_Short problem_
For the data below, work out how many lines include the string "территории" and report only the number.

(Recorded data)
******
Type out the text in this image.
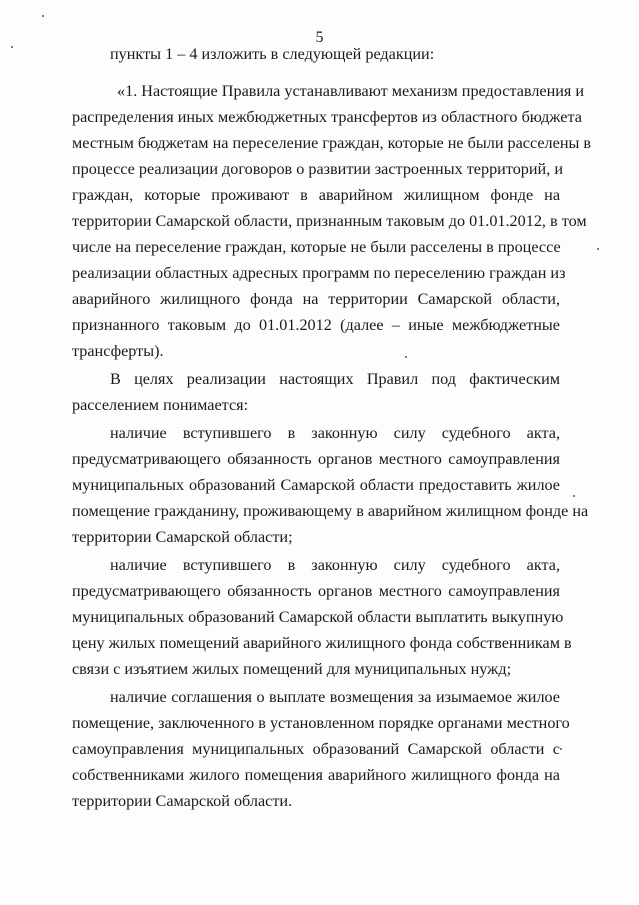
5
пункты 1 – 4 изложить в следующей редакции:
«1. Настоящие Правила устанавливают механизм предоставления и
распределения иных межбюджетных трансфертов из областного бюджета
местным бюджетам на переселение граждан, которые не были расселены в
процессе реализации договоров о развитии застроенных территорий, и
граждан, которые проживают в аварийном жилищном фонде на
территории Самарской области, признанным таковым до 01.01.2012, в том
числе на переселение граждан, которые не были расселены в процессе
реализации областных адресных программ по переселению граждан из
аварийного жилищного фонда на территории Самарской области,
признанного таковым до 01.01.2012 (далее – иные межбюджетные
трансферты).
В целях реализации настоящих Правил под фактическим
расселением понимается:
наличие вступившего в законную силу судебного акта,
предусматривающего обязанность органов местного самоуправления
муниципальных образований Самарской области предоставить жилое
помещение гражданину, проживающему в аварийном жилищном фонде на
территории Самарской области;
наличие вступившего в законную силу судебного акта,
предусматривающего обязанность органов местного самоуправления
муниципальных образований Самарской области выплатить выкупную
цену жилых помещений аварийного жилищного фонда собственникам в
связи с изъятием жилых помещений для муниципальных нужд;
наличие соглашения о выплате возмещения за изымаемое жилое
помещение, заключенного в установленном порядке органами местного
самоуправления муниципальных образований Самарской области с
собственниками жилого помещения аварийного жилищного фонда на
территории Самарской области.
******
_The result_
4